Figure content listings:
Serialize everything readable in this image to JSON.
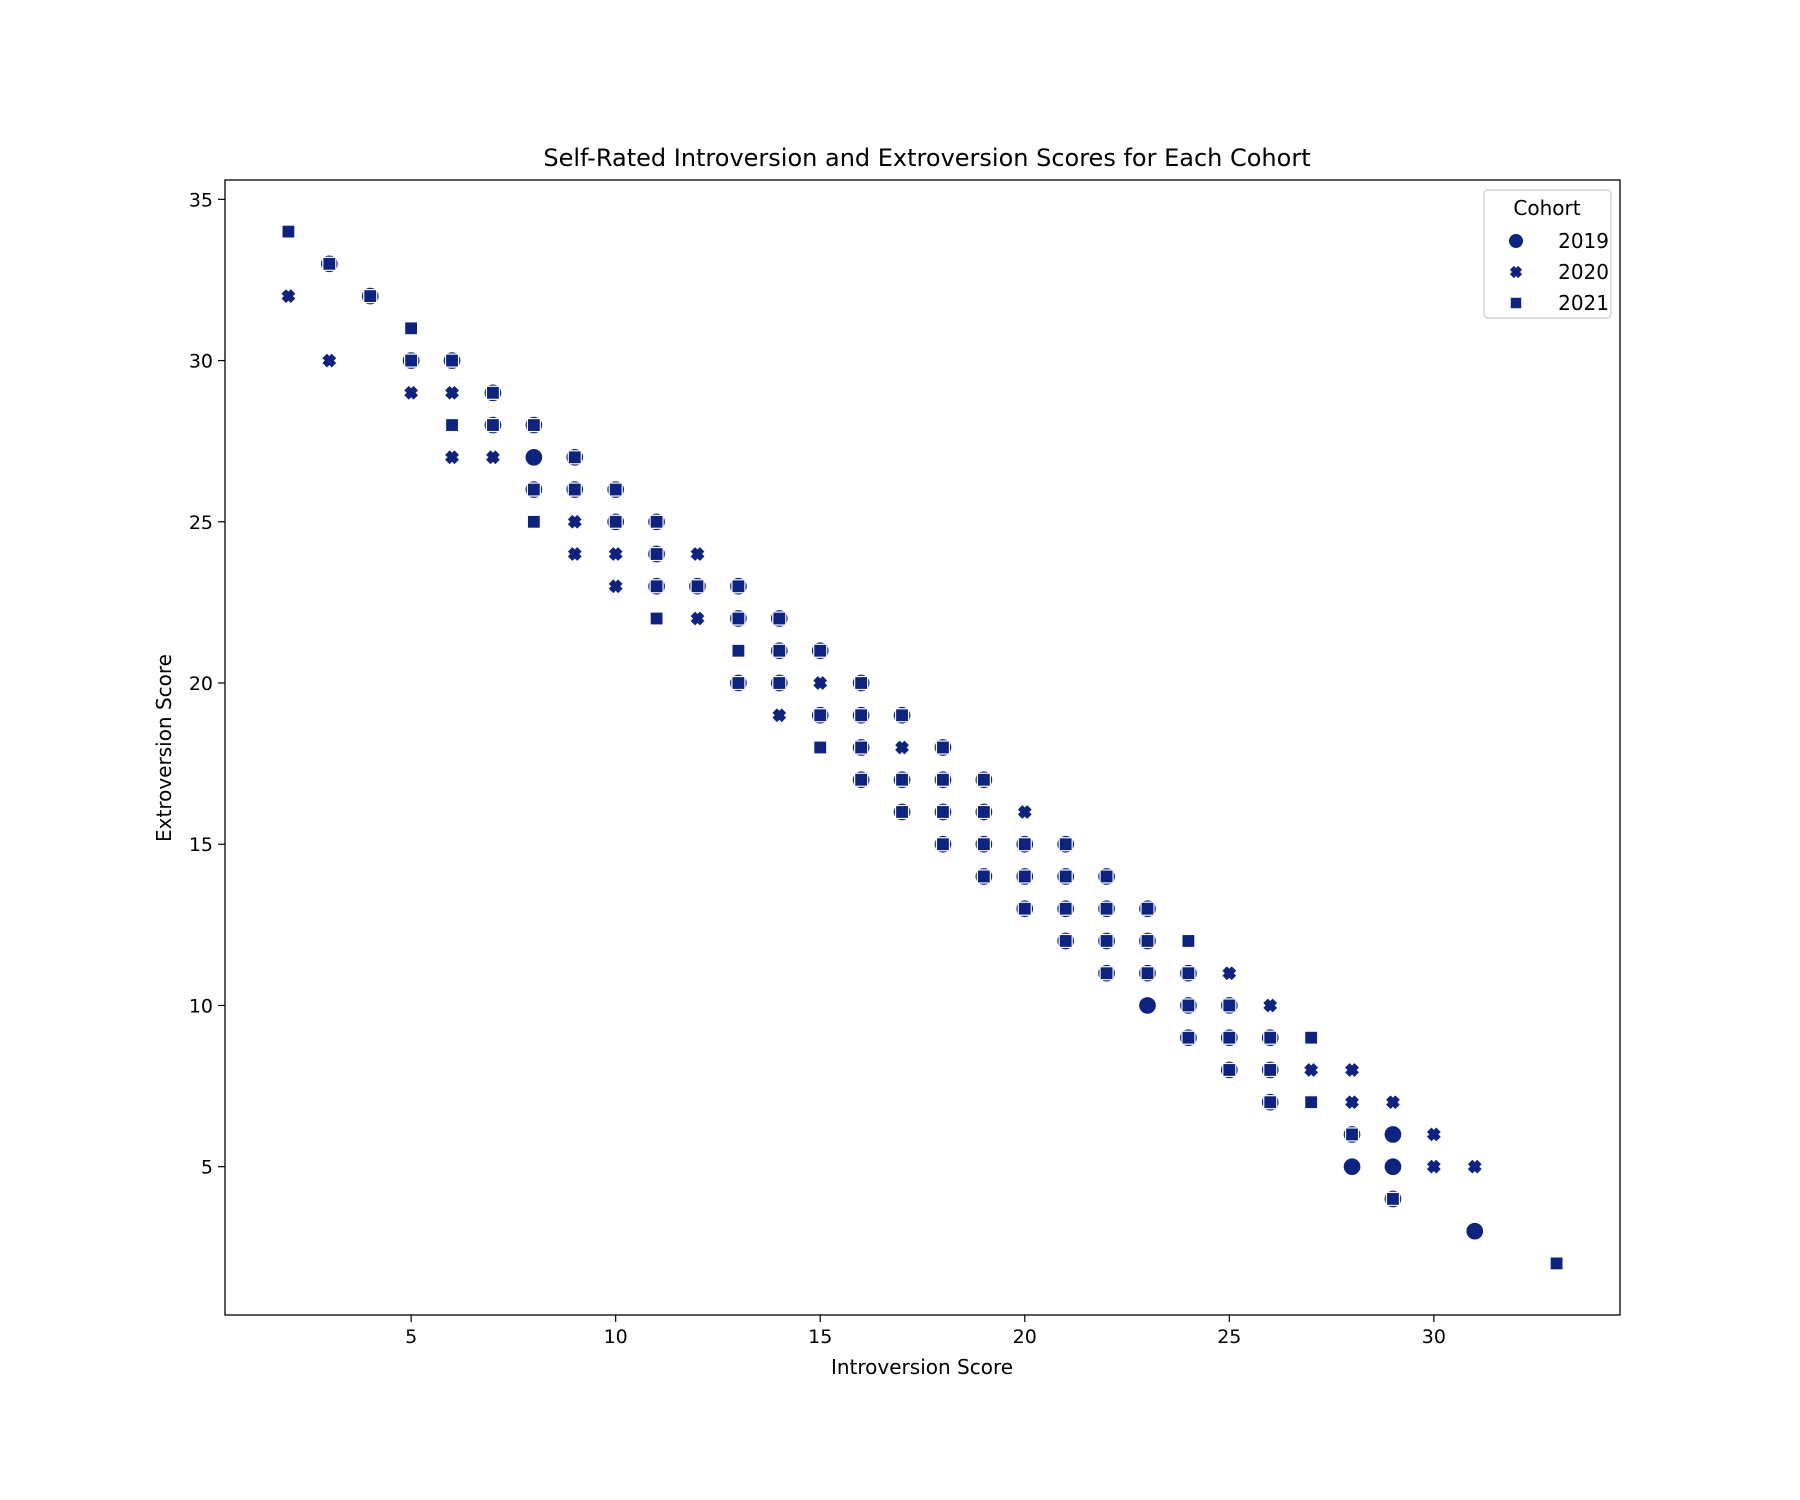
{
  "chart_data": {
    "type": "scatter",
    "title": "Self-Rated Introversion and Extroversion Scores for Each Cohort",
    "xlabel": "Introversion Score",
    "ylabel": "Extroversion Score",
    "xlim": [
      0.45,
      34.55
    ],
    "ylim": [
      0.4,
      35.6
    ],
    "xticks": [
      5,
      10,
      15,
      20,
      25,
      30
    ],
    "yticks": [
      5,
      10,
      15,
      20,
      25,
      30,
      35
    ],
    "grid": false,
    "legend": {
      "title": "Cohort",
      "position": "top-right"
    },
    "marker_color": "#0d2382",
    "marker_edge_color": "#ffffff",
    "series": [
      {
        "name": "2019",
        "marker": "circle",
        "points": [
          [
            3,
            33
          ],
          [
            4,
            32
          ],
          [
            5,
            30
          ],
          [
            6,
            30
          ],
          [
            7,
            29
          ],
          [
            7,
            28
          ],
          [
            8,
            28
          ],
          [
            8,
            27
          ],
          [
            8,
            26
          ],
          [
            9,
            27
          ],
          [
            9,
            26
          ],
          [
            10,
            26
          ],
          [
            10,
            25
          ],
          [
            11,
            25
          ],
          [
            11,
            24
          ],
          [
            11,
            23
          ],
          [
            12,
            23
          ],
          [
            13,
            23
          ],
          [
            13,
            22
          ],
          [
            13,
            20
          ],
          [
            14,
            22
          ],
          [
            14,
            21
          ],
          [
            14,
            20
          ],
          [
            15,
            21
          ],
          [
            15,
            19
          ],
          [
            16,
            20
          ],
          [
            16,
            19
          ],
          [
            16,
            18
          ],
          [
            16,
            17
          ],
          [
            17,
            19
          ],
          [
            17,
            17
          ],
          [
            17,
            16
          ],
          [
            18,
            18
          ],
          [
            18,
            17
          ],
          [
            18,
            16
          ],
          [
            18,
            15
          ],
          [
            19,
            17
          ],
          [
            19,
            16
          ],
          [
            19,
            15
          ],
          [
            19,
            14
          ],
          [
            20,
            15
          ],
          [
            20,
            14
          ],
          [
            20,
            13
          ],
          [
            21,
            15
          ],
          [
            21,
            14
          ],
          [
            21,
            13
          ],
          [
            21,
            12
          ],
          [
            22,
            14
          ],
          [
            22,
            13
          ],
          [
            22,
            12
          ],
          [
            22,
            11
          ],
          [
            23,
            13
          ],
          [
            23,
            12
          ],
          [
            23,
            11
          ],
          [
            23,
            10
          ],
          [
            24,
            11
          ],
          [
            24,
            10
          ],
          [
            24,
            9
          ],
          [
            25,
            10
          ],
          [
            25,
            9
          ],
          [
            25,
            8
          ],
          [
            26,
            9
          ],
          [
            26,
            8
          ],
          [
            26,
            7
          ],
          [
            28,
            6
          ],
          [
            28,
            5
          ],
          [
            29,
            6
          ],
          [
            29,
            5
          ],
          [
            29,
            4
          ],
          [
            31,
            3
          ]
        ]
      },
      {
        "name": "2020",
        "marker": "x",
        "points": [
          [
            2,
            32
          ],
          [
            3,
            30
          ],
          [
            5,
            29
          ],
          [
            6,
            29
          ],
          [
            6,
            27
          ],
          [
            7,
            27
          ],
          [
            9,
            25
          ],
          [
            9,
            24
          ],
          [
            10,
            24
          ],
          [
            10,
            23
          ],
          [
            12,
            24
          ],
          [
            12,
            22
          ],
          [
            14,
            19
          ],
          [
            15,
            20
          ],
          [
            17,
            18
          ],
          [
            20,
            16
          ],
          [
            25,
            11
          ],
          [
            26,
            10
          ],
          [
            27,
            8
          ],
          [
            28,
            8
          ],
          [
            28,
            7
          ],
          [
            29,
            7
          ],
          [
            30,
            6
          ],
          [
            30,
            5
          ],
          [
            31,
            5
          ]
        ]
      },
      {
        "name": "2021",
        "marker": "square",
        "points": [
          [
            2,
            34
          ],
          [
            3,
            33
          ],
          [
            4,
            32
          ],
          [
            5,
            31
          ],
          [
            5,
            30
          ],
          [
            6,
            30
          ],
          [
            6,
            28
          ],
          [
            7,
            29
          ],
          [
            7,
            28
          ],
          [
            8,
            28
          ],
          [
            8,
            26
          ],
          [
            8,
            25
          ],
          [
            9,
            27
          ],
          [
            9,
            26
          ],
          [
            10,
            26
          ],
          [
            10,
            25
          ],
          [
            11,
            25
          ],
          [
            11,
            24
          ],
          [
            11,
            23
          ],
          [
            11,
            22
          ],
          [
            12,
            23
          ],
          [
            13,
            23
          ],
          [
            13,
            22
          ],
          [
            13,
            21
          ],
          [
            13,
            20
          ],
          [
            14,
            22
          ],
          [
            14,
            21
          ],
          [
            14,
            20
          ],
          [
            15,
            21
          ],
          [
            15,
            19
          ],
          [
            15,
            18
          ],
          [
            16,
            20
          ],
          [
            16,
            19
          ],
          [
            16,
            18
          ],
          [
            16,
            17
          ],
          [
            17,
            19
          ],
          [
            17,
            17
          ],
          [
            17,
            16
          ],
          [
            18,
            18
          ],
          [
            18,
            17
          ],
          [
            18,
            16
          ],
          [
            18,
            15
          ],
          [
            19,
            17
          ],
          [
            19,
            16
          ],
          [
            19,
            15
          ],
          [
            19,
            14
          ],
          [
            20,
            15
          ],
          [
            20,
            14
          ],
          [
            20,
            13
          ],
          [
            21,
            15
          ],
          [
            21,
            14
          ],
          [
            21,
            13
          ],
          [
            21,
            12
          ],
          [
            22,
            14
          ],
          [
            22,
            13
          ],
          [
            22,
            12
          ],
          [
            22,
            11
          ],
          [
            23,
            13
          ],
          [
            23,
            12
          ],
          [
            23,
            11
          ],
          [
            24,
            12
          ],
          [
            24,
            11
          ],
          [
            24,
            10
          ],
          [
            24,
            9
          ],
          [
            25,
            10
          ],
          [
            25,
            9
          ],
          [
            25,
            8
          ],
          [
            26,
            9
          ],
          [
            26,
            8
          ],
          [
            26,
            7
          ],
          [
            27,
            9
          ],
          [
            27,
            7
          ],
          [
            28,
            6
          ],
          [
            29,
            4
          ],
          [
            33,
            2
          ]
        ]
      }
    ]
  }
}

- Exercise directions:
Look over the material above and show each line where "Cohort" appears.

- Reply:
    "title": "Self-Rated Introversion and Extroversion Scores for Each Cohort",
      "title": "Cohort",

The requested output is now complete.